* _The request_
Filter the entries that follow, copying every line in which the word "области" appears.

* _Given entries_
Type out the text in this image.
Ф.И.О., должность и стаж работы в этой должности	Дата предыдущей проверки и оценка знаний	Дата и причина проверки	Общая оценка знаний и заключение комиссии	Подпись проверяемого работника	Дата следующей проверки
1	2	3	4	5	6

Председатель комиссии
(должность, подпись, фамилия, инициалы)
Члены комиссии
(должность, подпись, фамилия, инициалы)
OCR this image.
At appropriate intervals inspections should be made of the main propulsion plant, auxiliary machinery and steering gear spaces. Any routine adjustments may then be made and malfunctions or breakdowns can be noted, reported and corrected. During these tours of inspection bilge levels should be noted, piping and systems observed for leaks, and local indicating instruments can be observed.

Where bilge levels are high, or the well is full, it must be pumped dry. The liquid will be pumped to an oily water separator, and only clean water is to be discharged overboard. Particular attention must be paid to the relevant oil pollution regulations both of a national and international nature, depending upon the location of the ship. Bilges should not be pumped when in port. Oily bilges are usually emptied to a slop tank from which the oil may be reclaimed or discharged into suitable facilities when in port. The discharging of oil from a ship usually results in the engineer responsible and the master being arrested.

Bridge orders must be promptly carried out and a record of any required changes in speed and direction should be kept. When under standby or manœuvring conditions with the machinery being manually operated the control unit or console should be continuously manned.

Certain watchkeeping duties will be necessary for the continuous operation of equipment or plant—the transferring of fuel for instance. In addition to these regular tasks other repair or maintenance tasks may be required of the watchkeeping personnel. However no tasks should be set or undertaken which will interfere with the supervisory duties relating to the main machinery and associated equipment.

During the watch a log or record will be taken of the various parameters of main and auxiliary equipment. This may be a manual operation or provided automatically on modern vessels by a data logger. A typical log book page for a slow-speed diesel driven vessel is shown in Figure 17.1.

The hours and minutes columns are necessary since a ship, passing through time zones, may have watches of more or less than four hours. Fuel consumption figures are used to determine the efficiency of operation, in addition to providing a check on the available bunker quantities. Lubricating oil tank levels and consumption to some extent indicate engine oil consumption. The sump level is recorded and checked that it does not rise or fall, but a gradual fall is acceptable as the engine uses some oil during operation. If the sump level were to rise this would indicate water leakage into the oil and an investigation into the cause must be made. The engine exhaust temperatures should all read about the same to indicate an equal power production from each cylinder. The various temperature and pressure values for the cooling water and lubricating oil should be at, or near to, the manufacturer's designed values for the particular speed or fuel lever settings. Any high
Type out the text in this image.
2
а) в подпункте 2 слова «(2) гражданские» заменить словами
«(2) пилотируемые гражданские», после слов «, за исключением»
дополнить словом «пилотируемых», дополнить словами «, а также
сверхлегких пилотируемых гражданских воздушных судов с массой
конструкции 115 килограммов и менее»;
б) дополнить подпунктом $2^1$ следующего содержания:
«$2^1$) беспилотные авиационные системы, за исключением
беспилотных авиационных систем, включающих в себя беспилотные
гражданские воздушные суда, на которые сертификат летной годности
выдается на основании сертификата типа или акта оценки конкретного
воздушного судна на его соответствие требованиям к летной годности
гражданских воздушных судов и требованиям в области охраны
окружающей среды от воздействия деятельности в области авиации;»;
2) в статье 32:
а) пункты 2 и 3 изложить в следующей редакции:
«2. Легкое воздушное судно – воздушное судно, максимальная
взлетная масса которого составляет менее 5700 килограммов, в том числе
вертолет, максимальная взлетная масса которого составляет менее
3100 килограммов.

* _Result_
гражданских воздушных судов и требованиям в области охраны
окружающей среды от воздействия деятельности в области авиации;»;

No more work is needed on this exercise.